| WRITTEN PROBLEM |
Leave out the pictures; transcribe all else exactly.

| Records excerpted from a collection |
- - -

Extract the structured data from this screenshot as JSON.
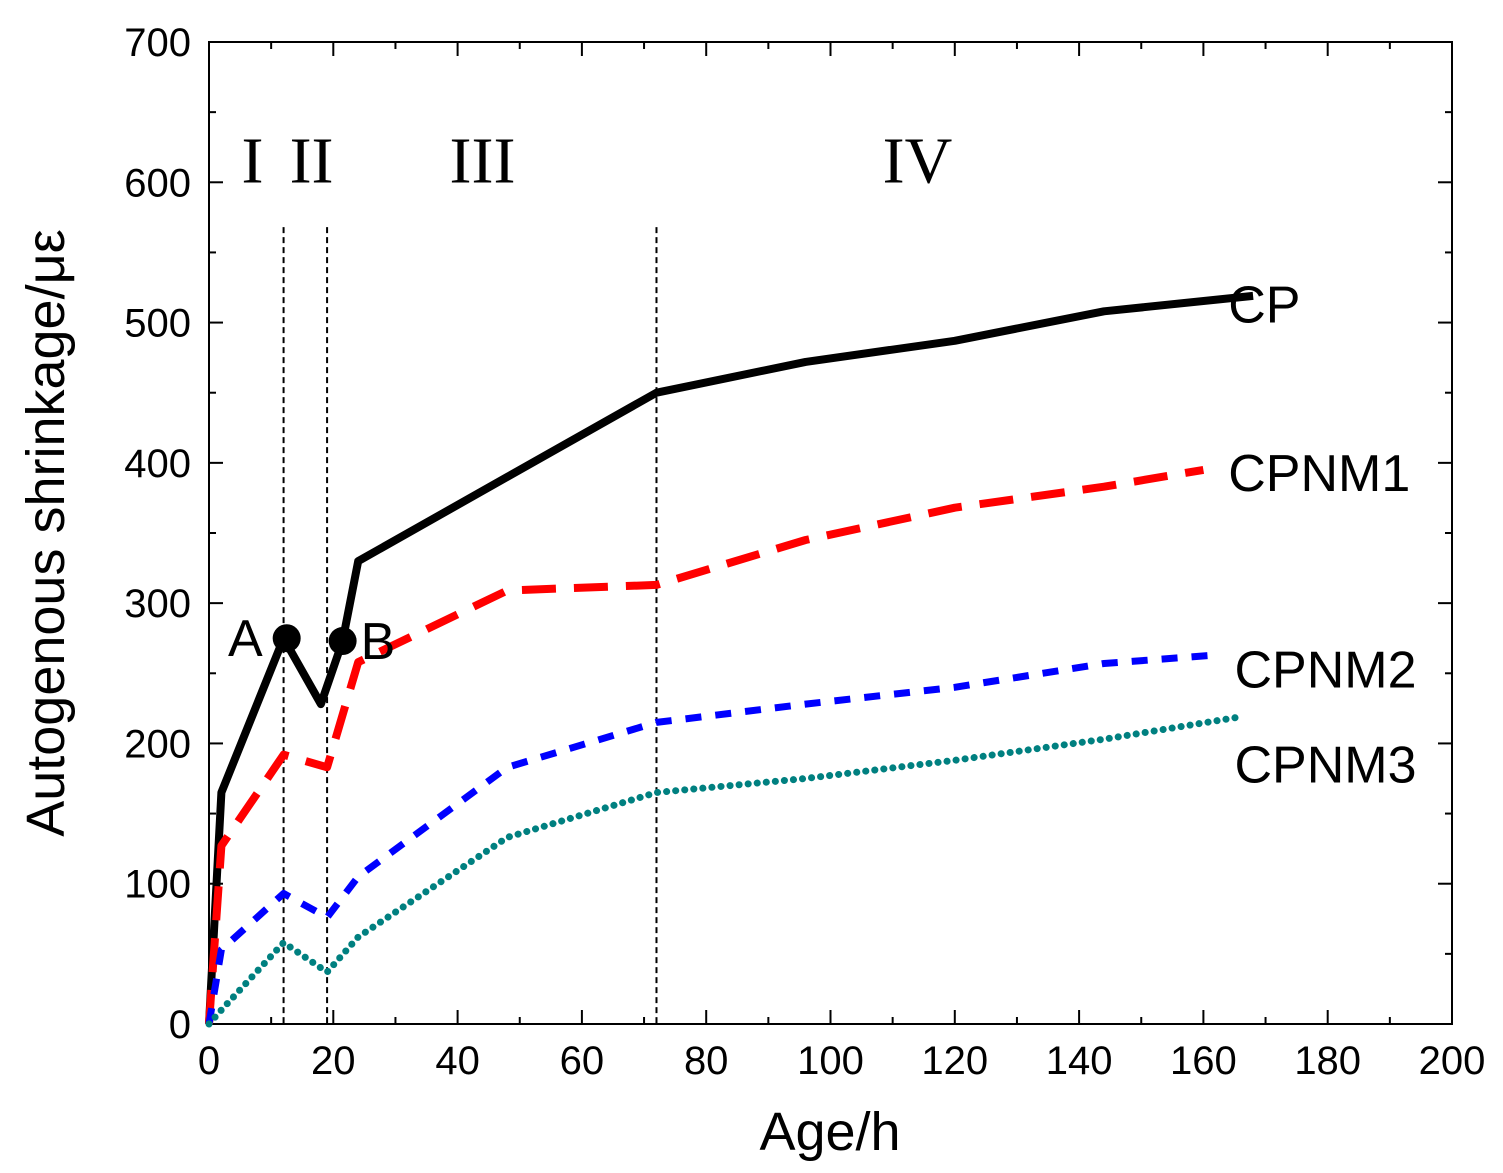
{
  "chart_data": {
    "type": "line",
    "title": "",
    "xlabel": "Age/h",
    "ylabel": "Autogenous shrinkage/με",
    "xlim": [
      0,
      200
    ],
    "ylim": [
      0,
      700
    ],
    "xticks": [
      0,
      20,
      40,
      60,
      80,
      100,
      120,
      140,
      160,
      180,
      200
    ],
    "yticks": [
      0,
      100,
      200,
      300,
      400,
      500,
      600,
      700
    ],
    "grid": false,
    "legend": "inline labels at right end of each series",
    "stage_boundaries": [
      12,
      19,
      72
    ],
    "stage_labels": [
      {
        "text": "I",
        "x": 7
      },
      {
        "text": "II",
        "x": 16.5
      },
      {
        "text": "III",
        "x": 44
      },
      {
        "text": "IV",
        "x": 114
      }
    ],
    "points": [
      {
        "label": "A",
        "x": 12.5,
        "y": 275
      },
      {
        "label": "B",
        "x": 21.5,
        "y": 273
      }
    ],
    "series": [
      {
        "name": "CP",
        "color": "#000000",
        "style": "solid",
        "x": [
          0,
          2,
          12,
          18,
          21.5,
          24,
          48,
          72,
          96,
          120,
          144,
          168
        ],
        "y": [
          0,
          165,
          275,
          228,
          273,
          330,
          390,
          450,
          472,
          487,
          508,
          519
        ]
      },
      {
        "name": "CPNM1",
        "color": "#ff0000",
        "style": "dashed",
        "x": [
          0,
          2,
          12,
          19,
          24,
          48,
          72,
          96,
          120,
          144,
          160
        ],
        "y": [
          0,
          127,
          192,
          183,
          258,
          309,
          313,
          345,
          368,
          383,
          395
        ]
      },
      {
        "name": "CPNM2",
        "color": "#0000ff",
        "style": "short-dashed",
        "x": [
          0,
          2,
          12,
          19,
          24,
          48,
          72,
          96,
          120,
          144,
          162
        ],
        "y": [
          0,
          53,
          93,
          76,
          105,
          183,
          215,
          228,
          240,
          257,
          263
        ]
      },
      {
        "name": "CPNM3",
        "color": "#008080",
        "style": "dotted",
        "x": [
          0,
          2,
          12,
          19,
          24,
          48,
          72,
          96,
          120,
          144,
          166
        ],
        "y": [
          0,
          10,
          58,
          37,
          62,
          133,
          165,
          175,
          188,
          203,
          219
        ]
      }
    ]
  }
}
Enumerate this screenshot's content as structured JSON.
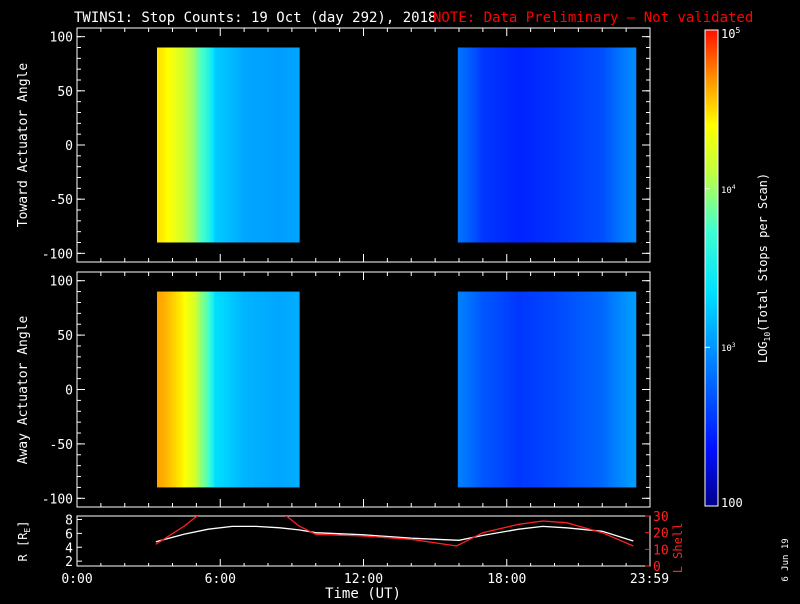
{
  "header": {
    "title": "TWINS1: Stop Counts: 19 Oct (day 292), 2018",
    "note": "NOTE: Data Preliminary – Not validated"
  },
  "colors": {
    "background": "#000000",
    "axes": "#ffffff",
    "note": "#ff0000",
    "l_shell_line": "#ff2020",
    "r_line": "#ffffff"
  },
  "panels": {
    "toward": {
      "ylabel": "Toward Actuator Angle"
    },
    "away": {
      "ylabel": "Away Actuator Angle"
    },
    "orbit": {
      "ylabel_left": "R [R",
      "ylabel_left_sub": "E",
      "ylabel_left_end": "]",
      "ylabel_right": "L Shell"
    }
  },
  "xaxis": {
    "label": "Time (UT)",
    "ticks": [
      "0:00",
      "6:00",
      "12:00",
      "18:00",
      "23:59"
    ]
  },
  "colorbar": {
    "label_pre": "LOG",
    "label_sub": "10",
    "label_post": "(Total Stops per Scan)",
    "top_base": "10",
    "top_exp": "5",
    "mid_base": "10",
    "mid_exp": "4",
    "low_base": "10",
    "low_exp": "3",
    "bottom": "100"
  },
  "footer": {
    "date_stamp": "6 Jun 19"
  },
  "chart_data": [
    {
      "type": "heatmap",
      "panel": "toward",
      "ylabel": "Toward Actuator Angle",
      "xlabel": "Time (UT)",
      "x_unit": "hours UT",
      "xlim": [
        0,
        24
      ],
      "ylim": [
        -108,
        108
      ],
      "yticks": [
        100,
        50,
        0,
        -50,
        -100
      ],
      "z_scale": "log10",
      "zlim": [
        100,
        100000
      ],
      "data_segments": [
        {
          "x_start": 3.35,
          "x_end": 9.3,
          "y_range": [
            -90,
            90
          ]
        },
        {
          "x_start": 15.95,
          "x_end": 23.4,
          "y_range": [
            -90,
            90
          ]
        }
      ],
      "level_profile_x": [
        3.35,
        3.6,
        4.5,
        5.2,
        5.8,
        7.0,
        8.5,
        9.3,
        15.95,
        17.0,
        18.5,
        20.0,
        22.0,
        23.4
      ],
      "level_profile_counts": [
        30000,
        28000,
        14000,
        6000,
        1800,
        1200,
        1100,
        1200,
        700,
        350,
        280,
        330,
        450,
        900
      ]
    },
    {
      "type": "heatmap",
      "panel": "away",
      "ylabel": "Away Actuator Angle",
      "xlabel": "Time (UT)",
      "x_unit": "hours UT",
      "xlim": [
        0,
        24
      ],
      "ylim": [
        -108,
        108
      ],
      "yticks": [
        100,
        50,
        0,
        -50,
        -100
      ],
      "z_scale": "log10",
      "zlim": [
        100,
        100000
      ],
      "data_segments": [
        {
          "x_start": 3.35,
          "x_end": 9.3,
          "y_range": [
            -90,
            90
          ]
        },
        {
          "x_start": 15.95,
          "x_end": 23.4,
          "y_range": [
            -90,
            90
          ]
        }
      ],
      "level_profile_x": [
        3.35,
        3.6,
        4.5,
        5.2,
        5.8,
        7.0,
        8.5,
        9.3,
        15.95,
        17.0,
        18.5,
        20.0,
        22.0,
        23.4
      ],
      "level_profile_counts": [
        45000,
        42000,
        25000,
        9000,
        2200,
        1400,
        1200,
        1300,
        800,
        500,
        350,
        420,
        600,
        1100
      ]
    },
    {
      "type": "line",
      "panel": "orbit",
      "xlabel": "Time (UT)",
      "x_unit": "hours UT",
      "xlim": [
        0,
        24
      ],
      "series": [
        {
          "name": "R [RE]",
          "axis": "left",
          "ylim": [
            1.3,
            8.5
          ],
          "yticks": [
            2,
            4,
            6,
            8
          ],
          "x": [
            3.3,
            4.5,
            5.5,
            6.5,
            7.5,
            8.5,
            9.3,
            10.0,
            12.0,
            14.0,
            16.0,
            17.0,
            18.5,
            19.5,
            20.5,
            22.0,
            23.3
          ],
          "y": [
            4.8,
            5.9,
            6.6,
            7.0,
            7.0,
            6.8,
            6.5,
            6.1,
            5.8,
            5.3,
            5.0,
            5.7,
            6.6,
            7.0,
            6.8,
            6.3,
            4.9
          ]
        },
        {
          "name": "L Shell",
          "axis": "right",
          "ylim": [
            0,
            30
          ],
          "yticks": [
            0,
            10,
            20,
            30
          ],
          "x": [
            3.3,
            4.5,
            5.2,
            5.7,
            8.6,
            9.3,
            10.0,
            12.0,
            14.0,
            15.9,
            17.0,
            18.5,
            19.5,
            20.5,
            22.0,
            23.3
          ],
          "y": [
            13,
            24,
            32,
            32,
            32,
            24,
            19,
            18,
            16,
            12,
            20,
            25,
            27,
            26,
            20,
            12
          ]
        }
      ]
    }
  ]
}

- - -

| RESPONSE FOR THIS EXERCISE |
Extract the structured data from this screenshot as JSON.
{
  "chart_data": {
    "type": "line",
    "title": "",
    "xlabel": "Age/h",
    "ylabel": "Autogenous shrinkage/με",
    "xlim": [
      0,
      200
    ],
    "ylim": [
      0,
      700
    ],
    "xticks": [
      0,
      20,
      40,
      60,
      80,
      100,
      120,
      140,
      160,
      180,
      200
    ],
    "yticks": [
      0,
      100,
      200,
      300,
      400,
      500,
      600,
      700
    ],
    "grid": false,
    "legend": "inline labels at right end of each series",
    "stage_boundaries": [
      12,
      19,
      72
    ],
    "stage_labels": [
      {
        "text": "I",
        "x": 7
      },
      {
        "text": "II",
        "x": 16.5
      },
      {
        "text": "III",
        "x": 44
      },
      {
        "text": "IV",
        "x": 114
      }
    ],
    "points": [
      {
        "label": "A",
        "x": 12.5,
        "y": 275
      },
      {
        "label": "B",
        "x": 21.5,
        "y": 273
      }
    ],
    "series": [
      {
        "name": "CP",
        "color": "#000000",
        "style": "solid",
        "x": [
          0,
          2,
          12,
          18,
          21.5,
          24,
          48,
          72,
          96,
          120,
          144,
          168
        ],
        "y": [
          0,
          165,
          275,
          228,
          273,
          330,
          390,
          450,
          472,
          487,
          508,
          519
        ]
      },
      {
        "name": "CPNM1",
        "color": "#ff0000",
        "style": "dashed",
        "x": [
          0,
          2,
          12,
          19,
          24,
          48,
          72,
          96,
          120,
          144,
          160
        ],
        "y": [
          0,
          127,
          192,
          183,
          258,
          309,
          313,
          345,
          368,
          383,
          395
        ]
      },
      {
        "name": "CPNM2",
        "color": "#0000ff",
        "style": "short-dashed",
        "x": [
          0,
          2,
          12,
          19,
          24,
          48,
          72,
          96,
          120,
          144,
          162
        ],
        "y": [
          0,
          53,
          93,
          76,
          105,
          183,
          215,
          228,
          240,
          257,
          263
        ]
      },
      {
        "name": "CPNM3",
        "color": "#008080",
        "style": "dotted",
        "x": [
          0,
          2,
          12,
          19,
          24,
          48,
          72,
          96,
          120,
          144,
          166
        ],
        "y": [
          0,
          10,
          58,
          37,
          62,
          133,
          165,
          175,
          188,
          203,
          219
        ]
      }
    ]
  }
}
Enumerate this screenshot's content as structured JSON.
{
  "header": {
    "title": "TWINS1: Stop Counts: 19 Oct (day 292), 2018",
    "note": "NOTE: Data Preliminary – Not validated"
  },
  "colors": {
    "background": "#000000",
    "axes": "#ffffff",
    "note": "#ff0000",
    "l_shell_line": "#ff2020",
    "r_line": "#ffffff"
  },
  "panels": {
    "toward": {
      "ylabel": "Toward Actuator Angle"
    },
    "away": {
      "ylabel": "Away Actuator Angle"
    },
    "orbit": {
      "ylabel_left": "R [R",
      "ylabel_left_sub": "E",
      "ylabel_left_end": "]",
      "ylabel_right": "L Shell"
    }
  },
  "xaxis": {
    "label": "Time (UT)",
    "ticks": [
      "0:00",
      "6:00",
      "12:00",
      "18:00",
      "23:59"
    ]
  },
  "colorbar": {
    "label_pre": "LOG",
    "label_sub": "10",
    "label_post": "(Total Stops per Scan)",
    "top_base": "10",
    "top_exp": "5",
    "mid_base": "10",
    "mid_exp": "4",
    "low_base": "10",
    "low_exp": "3",
    "bottom": "100"
  },
  "footer": {
    "date_stamp": "6 Jun 19"
  },
  "chart_data": [
    {
      "type": "heatmap",
      "panel": "toward",
      "ylabel": "Toward Actuator Angle",
      "xlabel": "Time (UT)",
      "x_unit": "hours UT",
      "xlim": [
        0,
        24
      ],
      "ylim": [
        -108,
        108
      ],
      "yticks": [
        100,
        50,
        0,
        -50,
        -100
      ],
      "z_scale": "log10",
      "zlim": [
        100,
        100000
      ],
      "data_segments": [
        {
          "x_start": 3.35,
          "x_end": 9.3,
          "y_range": [
            -90,
            90
          ]
        },
        {
          "x_start": 15.95,
          "x_end": 23.4,
          "y_range": [
            -90,
            90
          ]
        }
      ],
      "level_profile_x": [
        3.35,
        3.6,
        4.5,
        5.2,
        5.8,
        7.0,
        8.5,
        9.3,
        15.95,
        17.0,
        18.5,
        20.0,
        22.0,
        23.4
      ],
      "level_profile_counts": [
        30000,
        28000,
        14000,
        6000,
        1800,
        1200,
        1100,
        1200,
        700,
        350,
        280,
        330,
        450,
        900
      ]
    },
    {
      "type": "heatmap",
      "panel": "away",
      "ylabel": "Away Actuator Angle",
      "xlabel": "Time (UT)",
      "x_unit": "hours UT",
      "xlim": [
        0,
        24
      ],
      "ylim": [
        -108,
        108
      ],
      "yticks": [
        100,
        50,
        0,
        -50,
        -100
      ],
      "z_scale": "log10",
      "zlim": [
        100,
        100000
      ],
      "data_segments": [
        {
          "x_start": 3.35,
          "x_end": 9.3,
          "y_range": [
            -90,
            90
          ]
        },
        {
          "x_start": 15.95,
          "x_end": 23.4,
          "y_range": [
            -90,
            90
          ]
        }
      ],
      "level_profile_x": [
        3.35,
        3.6,
        4.5,
        5.2,
        5.8,
        7.0,
        8.5,
        9.3,
        15.95,
        17.0,
        18.5,
        20.0,
        22.0,
        23.4
      ],
      "level_profile_counts": [
        45000,
        42000,
        25000,
        9000,
        2200,
        1400,
        1200,
        1300,
        800,
        500,
        350,
        420,
        600,
        1100
      ]
    },
    {
      "type": "line",
      "panel": "orbit",
      "xlabel": "Time (UT)",
      "x_unit": "hours UT",
      "xlim": [
        0,
        24
      ],
      "series": [
        {
          "name": "R [RE]",
          "axis": "left",
          "ylim": [
            1.3,
            8.5
          ],
          "yticks": [
            2,
            4,
            6,
            8
          ],
          "x": [
            3.3,
            4.5,
            5.5,
            6.5,
            7.5,
            8.5,
            9.3,
            10.0,
            12.0,
            14.0,
            16.0,
            17.0,
            18.5,
            19.5,
            20.5,
            22.0,
            23.3
          ],
          "y": [
            4.8,
            5.9,
            6.6,
            7.0,
            7.0,
            6.8,
            6.5,
            6.1,
            5.8,
            5.3,
            5.0,
            5.7,
            6.6,
            7.0,
            6.8,
            6.3,
            4.9
          ]
        },
        {
          "name": "L Shell",
          "axis": "right",
          "ylim": [
            0,
            30
          ],
          "yticks": [
            0,
            10,
            20,
            30
          ],
          "x": [
            3.3,
            4.5,
            5.2,
            5.7,
            8.6,
            9.3,
            10.0,
            12.0,
            14.0,
            15.9,
            17.0,
            18.5,
            19.5,
            20.5,
            22.0,
            23.3
          ],
          "y": [
            13,
            24,
            32,
            32,
            32,
            24,
            19,
            18,
            16,
            12,
            20,
            25,
            27,
            26,
            20,
            12
          ]
        }
      ]
    }
  ]
}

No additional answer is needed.